▸ Exercise task: Convert the lines of the first row, from the line containing "- ruler-dot: [299, 82, 302, 86]" through the line containing "- gene-label-right[interactable]: cheA: [456, 120, 481, 131]", into a numbered list, leaving out any blank lines.

(Rows from a layout dataset)
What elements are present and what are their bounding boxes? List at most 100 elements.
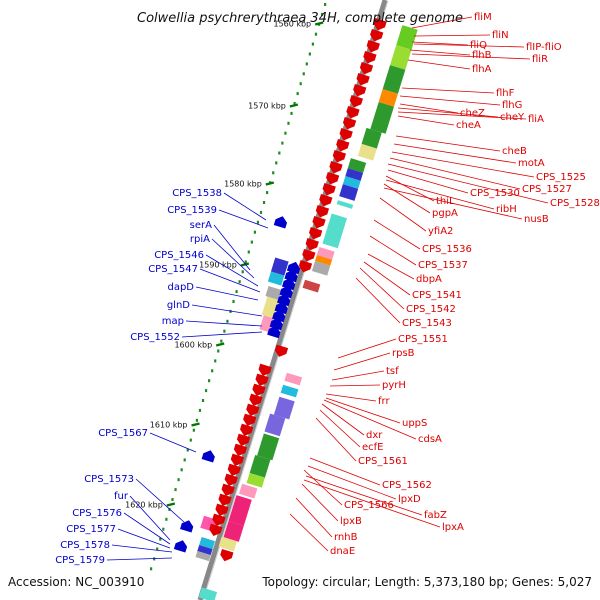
- ruler-dot: [299, 82, 302, 86]
- gene-label-right[interactable]: rnhB: [334, 532, 358, 543]
- gene-label-right[interactable]: uppS: [402, 418, 427, 429]
- gene-block: [311, 260, 331, 276]
- gene-label-right[interactable]: motA: [518, 158, 545, 169]
- gene-label-right[interactable]: frr: [378, 396, 390, 407]
- gene-block: [339, 184, 359, 201]
- gene-label-left[interactable]: glnD: [167, 300, 190, 311]
- ruler-dot: [180, 468, 183, 472]
- reverse-gene-arrow: [329, 161, 343, 174]
- gene-block: [396, 25, 418, 50]
- leader-line: [407, 59, 471, 70]
- leader-line: [411, 16, 473, 29]
- gene-label-left[interactable]: map: [162, 316, 184, 327]
- gene-label-right[interactable]: CPS_1551: [398, 334, 448, 345]
- leader-line: [359, 267, 405, 310]
- reverse-gene-arrow: [302, 249, 316, 262]
- forward-gene-arrow: [267, 325, 281, 339]
- gene-label-right[interactable]: cheA: [456, 120, 481, 131]
- gene-label-right[interactable]: cheY: [500, 112, 525, 123]
- gene-label-left[interactable]: CPS_1573: [84, 474, 134, 485]
- gene-label-right[interactable]: CPS_1566: [344, 500, 394, 511]
- gene-label-right[interactable]: dxr: [366, 430, 383, 441]
- gene-label-right[interactable]: flhA: [472, 64, 492, 75]
- gene-label-right[interactable]: yfiA2: [428, 226, 453, 237]
- gene-label-right[interactable]: flIP-fliO: [526, 42, 562, 53]
- gene-label-right[interactable]: lpxB: [340, 516, 362, 527]
- gene-label-right[interactable]: fabZ: [424, 510, 447, 521]
- gene-label-left[interactable]: CPS_1539: [167, 205, 217, 216]
- ruler-dot: [192, 428, 195, 432]
- gene-label-right[interactable]: CPS_1527: [522, 184, 572, 195]
- gene-label-left[interactable]: CPS_1576: [72, 508, 122, 519]
- gene-label-right[interactable]: CPS_1536: [422, 244, 472, 255]
- gene-label-left[interactable]: CPS_1546: [154, 250, 204, 261]
- gene-label-right[interactable]: CPS_1525: [536, 172, 586, 183]
- ruler-label: 1560 kbp: [273, 19, 311, 28]
- gene-label-left[interactable]: CPS_1578: [60, 540, 110, 551]
- reverse-gene-arrow: [325, 172, 340, 185]
- leader-line: [411, 41, 469, 46]
- leader-line: [213, 224, 251, 271]
- gene-label-right[interactable]: cheB: [502, 146, 527, 157]
- gene-label-right[interactable]: fliN: [492, 30, 509, 41]
- gene-label-left[interactable]: CPS_1577: [66, 524, 116, 535]
- gene-label-right[interactable]: fliR: [532, 54, 548, 65]
- forward-gene-arrow: [273, 216, 288, 229]
- gene-label-left[interactable]: rpiA: [190, 234, 210, 245]
- gene-label-right[interactable]: pgpA: [432, 208, 458, 219]
- gene-label-right[interactable]: CPS_1530: [470, 188, 520, 199]
- gene-label-right[interactable]: CPS_1528: [550, 198, 600, 209]
- gene-label-right[interactable]: CPS_1537: [418, 260, 468, 271]
- gene-label-right[interactable]: tsf: [386, 366, 399, 377]
- ruler-dot: [220, 339, 223, 343]
- gene-label-right[interactable]: CPS_1542: [406, 304, 456, 315]
- gene-label-right[interactable]: dnaE: [330, 546, 355, 557]
- gene-block: [264, 413, 286, 437]
- leader-line: [393, 143, 517, 164]
- gene-label-right[interactable]: CPS_1543: [402, 318, 452, 329]
- gene-label-right[interactable]: dbpA: [416, 274, 442, 285]
- gene-label-right[interactable]: flhF: [496, 88, 515, 99]
- gene-label-right[interactable]: CPS_1562: [382, 480, 432, 491]
- reverse-gene-arrow: [342, 117, 357, 130]
- gene-label-left[interactable]: CPS_1579: [55, 555, 105, 566]
- gene-label-left[interactable]: CPS_1552: [130, 332, 180, 343]
- gene-label-right[interactable]: cheZ: [460, 108, 485, 119]
- gene-label-right[interactable]: lpxD: [398, 494, 421, 505]
- gene-label-right[interactable]: cdsA: [418, 434, 442, 445]
- gene-label-left[interactable]: CPS_1538: [172, 188, 222, 199]
- gene-label-right[interactable]: fliQ: [470, 40, 487, 51]
- leader-line: [106, 557, 173, 561]
- reverse-gene-arrow: [240, 423, 254, 436]
- leader-line: [321, 403, 365, 436]
- gene-label-right[interactable]: lpxA: [442, 522, 464, 533]
- gene-label-right[interactable]: CPS_1541: [412, 290, 462, 301]
- reverse-gene-arrow: [346, 106, 360, 119]
- gene-label-right[interactable]: ecfE: [362, 442, 384, 453]
- gene-label-right[interactable]: fliM: [474, 12, 492, 23]
- gene-label-left[interactable]: dapD: [167, 282, 194, 293]
- map-title: Colwellia psychrerythraea 34H, complete …: [137, 11, 463, 26]
- leader-line: [303, 469, 343, 506]
- gene-label-left[interactable]: CPS_1547: [148, 264, 198, 275]
- gene-label-left[interactable]: serA: [190, 220, 212, 231]
- gene-label-right[interactable]: nusB: [524, 214, 549, 225]
- gene-label-right[interactable]: ribH: [496, 204, 517, 215]
- leader-line: [303, 479, 441, 528]
- gene-label-right[interactable]: fliA: [528, 114, 544, 125]
- ruler-tick: [215, 342, 225, 347]
- reverse-gene-arrow: [227, 463, 241, 476]
- ruler-dot: [256, 220, 260, 224]
- reverse-gene-arrow: [255, 373, 269, 386]
- ruler-dot: [150, 567, 153, 571]
- gene-label-right[interactable]: pyrH: [382, 380, 406, 391]
- gene-label-right[interactable]: flhG: [502, 100, 522, 111]
- gene-label-right[interactable]: flhB: [472, 50, 492, 61]
- gene-block: [382, 65, 406, 94]
- leader-line: [295, 497, 333, 538]
- gene-label-right[interactable]: thiL: [436, 196, 455, 207]
- gene-label-left[interactable]: fur: [114, 491, 129, 502]
- gene-label-right[interactable]: CPS_1561: [358, 456, 408, 467]
- gene-label-right[interactable]: rpsB: [392, 348, 415, 359]
- gene-label-left[interactable]: CPS_1567: [98, 428, 148, 439]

▸ Worked answer:
1. - ruler-dot: [299, 82, 302, 86]
2. - gene-label-right[interactable]: rnhB: [334, 532, 358, 543]
3. - gene-label-right[interactable]: uppS: [402, 418, 427, 429]
4. - gene-block: [311, 260, 331, 276]
5. - gene-label-right[interactable]: motA: [518, 158, 545, 169]
6. - gene-label-right[interactable]: frr: [378, 396, 390, 407]
7. - gene-block: [339, 184, 359, 201]
8. - gene-label-left[interactable]: glnD: [167, 300, 190, 311]
9. - ruler-dot: [180, 468, 183, 472]
10. - reverse-gene-arrow: [329, 161, 343, 174]
11. - gene-block: [396, 25, 418, 50]
12. - leader-line: [407, 59, 471, 70]
13. - leader-line: [411, 16, 473, 29]
14. - gene-label-left[interactable]: map: [162, 316, 184, 327]
15. - gene-label-right[interactable]: CPS_1551: [398, 334, 448, 345]
16. - leader-line: [359, 267, 405, 310]
17. - reverse-gene-arrow: [302, 249, 316, 262]
18. - forward-gene-arrow: [267, 325, 281, 339]
19. - gene-label-right[interactable]: cheA: [456, 120, 481, 131]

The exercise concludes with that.